_REQUIRED WORK_. Collect from the data below each line with "юстиции".

───── RECORDS PROVIDED

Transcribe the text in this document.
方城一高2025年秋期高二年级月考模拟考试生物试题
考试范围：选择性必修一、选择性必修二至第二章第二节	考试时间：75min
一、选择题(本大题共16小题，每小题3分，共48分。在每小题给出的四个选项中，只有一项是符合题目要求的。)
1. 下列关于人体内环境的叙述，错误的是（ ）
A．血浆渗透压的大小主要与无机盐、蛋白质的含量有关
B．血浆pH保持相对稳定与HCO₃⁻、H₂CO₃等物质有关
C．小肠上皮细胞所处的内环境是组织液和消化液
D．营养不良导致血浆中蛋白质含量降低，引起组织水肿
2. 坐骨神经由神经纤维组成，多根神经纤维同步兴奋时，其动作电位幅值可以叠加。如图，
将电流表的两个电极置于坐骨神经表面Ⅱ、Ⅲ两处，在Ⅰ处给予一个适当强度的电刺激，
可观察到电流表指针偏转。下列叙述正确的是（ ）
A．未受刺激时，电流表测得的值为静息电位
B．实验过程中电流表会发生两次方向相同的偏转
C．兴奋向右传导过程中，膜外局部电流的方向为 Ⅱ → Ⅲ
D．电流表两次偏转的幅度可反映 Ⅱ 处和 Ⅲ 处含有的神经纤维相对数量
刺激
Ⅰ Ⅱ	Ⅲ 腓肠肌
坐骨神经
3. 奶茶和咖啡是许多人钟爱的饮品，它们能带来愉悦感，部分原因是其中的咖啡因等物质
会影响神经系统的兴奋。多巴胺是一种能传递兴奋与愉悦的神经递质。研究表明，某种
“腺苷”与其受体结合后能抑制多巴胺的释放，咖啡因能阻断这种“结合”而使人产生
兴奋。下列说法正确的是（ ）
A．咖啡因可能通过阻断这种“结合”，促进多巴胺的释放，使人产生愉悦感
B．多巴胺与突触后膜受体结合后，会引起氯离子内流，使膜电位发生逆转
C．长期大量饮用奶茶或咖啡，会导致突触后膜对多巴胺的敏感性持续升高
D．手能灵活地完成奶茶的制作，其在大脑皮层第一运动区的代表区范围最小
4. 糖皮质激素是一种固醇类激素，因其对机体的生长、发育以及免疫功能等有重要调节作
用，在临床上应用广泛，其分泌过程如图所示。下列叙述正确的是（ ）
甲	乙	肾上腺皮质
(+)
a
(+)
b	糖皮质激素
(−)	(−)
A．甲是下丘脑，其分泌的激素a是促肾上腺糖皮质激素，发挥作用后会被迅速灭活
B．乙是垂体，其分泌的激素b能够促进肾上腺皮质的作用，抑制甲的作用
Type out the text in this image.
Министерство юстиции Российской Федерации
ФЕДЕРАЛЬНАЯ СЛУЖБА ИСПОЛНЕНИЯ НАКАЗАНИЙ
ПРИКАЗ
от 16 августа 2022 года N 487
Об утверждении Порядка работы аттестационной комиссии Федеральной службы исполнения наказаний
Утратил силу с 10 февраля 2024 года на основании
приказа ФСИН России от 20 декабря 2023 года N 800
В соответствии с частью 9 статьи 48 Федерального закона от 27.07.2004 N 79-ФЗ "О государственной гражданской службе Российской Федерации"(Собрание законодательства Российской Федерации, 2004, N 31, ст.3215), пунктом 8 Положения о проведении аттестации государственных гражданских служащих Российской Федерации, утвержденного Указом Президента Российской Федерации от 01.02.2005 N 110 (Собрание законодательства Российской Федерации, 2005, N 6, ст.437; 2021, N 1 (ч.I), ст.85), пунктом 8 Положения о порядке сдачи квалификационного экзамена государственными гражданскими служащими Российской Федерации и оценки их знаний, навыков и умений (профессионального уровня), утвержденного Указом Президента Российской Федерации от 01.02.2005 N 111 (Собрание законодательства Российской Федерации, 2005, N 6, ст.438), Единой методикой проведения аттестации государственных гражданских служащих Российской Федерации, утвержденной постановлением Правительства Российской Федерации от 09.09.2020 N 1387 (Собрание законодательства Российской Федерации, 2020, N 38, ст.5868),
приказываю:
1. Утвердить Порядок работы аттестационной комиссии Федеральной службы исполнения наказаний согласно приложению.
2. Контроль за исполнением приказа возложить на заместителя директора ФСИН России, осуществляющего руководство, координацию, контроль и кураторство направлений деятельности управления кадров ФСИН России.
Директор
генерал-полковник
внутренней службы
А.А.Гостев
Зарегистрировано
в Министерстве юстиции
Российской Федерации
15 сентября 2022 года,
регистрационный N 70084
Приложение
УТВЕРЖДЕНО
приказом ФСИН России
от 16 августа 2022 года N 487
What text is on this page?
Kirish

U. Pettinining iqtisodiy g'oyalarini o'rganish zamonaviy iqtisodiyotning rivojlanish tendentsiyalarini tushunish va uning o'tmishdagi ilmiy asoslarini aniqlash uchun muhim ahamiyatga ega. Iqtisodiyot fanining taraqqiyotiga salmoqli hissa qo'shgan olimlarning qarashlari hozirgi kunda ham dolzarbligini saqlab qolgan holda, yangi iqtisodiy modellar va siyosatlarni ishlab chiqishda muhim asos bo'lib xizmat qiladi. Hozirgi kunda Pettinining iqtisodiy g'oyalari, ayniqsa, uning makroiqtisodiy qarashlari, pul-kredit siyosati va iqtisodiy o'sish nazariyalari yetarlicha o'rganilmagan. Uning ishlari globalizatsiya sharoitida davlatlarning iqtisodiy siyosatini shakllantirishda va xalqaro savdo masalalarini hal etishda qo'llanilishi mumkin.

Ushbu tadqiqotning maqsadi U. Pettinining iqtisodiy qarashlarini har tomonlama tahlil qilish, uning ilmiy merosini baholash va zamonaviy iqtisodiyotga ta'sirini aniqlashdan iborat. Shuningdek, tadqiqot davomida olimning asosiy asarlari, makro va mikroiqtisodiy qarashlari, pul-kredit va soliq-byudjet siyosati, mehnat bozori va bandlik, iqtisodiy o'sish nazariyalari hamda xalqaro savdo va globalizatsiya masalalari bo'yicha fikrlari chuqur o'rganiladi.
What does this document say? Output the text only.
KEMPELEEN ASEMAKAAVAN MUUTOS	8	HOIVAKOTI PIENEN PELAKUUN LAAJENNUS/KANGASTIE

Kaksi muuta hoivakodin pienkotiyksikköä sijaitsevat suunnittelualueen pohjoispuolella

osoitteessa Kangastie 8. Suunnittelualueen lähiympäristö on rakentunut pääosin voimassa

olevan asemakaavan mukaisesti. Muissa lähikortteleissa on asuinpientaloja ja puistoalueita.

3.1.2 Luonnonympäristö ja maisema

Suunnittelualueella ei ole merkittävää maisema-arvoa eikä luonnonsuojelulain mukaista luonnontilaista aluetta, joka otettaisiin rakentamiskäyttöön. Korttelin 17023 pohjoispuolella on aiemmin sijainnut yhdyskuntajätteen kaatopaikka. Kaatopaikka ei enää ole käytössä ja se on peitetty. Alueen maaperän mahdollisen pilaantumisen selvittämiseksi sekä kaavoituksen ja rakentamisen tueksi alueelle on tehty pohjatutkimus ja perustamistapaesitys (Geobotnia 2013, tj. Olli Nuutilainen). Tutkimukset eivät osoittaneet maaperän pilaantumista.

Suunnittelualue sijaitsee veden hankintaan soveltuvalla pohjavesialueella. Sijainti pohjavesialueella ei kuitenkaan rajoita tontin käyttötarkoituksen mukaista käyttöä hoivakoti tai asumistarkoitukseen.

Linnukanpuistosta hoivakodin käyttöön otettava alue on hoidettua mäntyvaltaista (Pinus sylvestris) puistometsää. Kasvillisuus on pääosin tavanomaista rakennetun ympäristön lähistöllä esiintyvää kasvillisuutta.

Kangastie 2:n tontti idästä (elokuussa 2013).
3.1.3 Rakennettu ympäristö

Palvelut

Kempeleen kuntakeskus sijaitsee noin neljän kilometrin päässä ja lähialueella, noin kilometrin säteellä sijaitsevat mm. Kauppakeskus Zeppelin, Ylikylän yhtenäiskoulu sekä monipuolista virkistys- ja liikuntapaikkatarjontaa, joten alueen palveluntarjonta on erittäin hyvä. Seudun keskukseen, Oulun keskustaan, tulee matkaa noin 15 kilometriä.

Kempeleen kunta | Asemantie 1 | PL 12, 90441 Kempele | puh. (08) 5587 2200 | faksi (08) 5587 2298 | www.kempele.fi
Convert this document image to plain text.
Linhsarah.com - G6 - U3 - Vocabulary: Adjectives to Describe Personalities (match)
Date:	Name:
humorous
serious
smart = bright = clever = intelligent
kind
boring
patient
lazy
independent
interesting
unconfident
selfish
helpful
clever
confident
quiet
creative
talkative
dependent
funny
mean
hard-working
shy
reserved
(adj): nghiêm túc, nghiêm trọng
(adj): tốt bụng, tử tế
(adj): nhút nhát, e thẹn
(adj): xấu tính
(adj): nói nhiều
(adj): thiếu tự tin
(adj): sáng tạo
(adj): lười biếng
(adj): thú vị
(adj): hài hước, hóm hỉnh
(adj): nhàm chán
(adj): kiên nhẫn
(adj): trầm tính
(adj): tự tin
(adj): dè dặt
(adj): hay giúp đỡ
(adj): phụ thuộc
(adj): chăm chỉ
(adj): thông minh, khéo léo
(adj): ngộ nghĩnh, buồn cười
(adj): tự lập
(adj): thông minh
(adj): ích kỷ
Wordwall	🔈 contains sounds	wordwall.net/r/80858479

──────────

_EXPECTED ANSWER_.
Министерство юстиции Российской Федерации
в Министерстве юстиции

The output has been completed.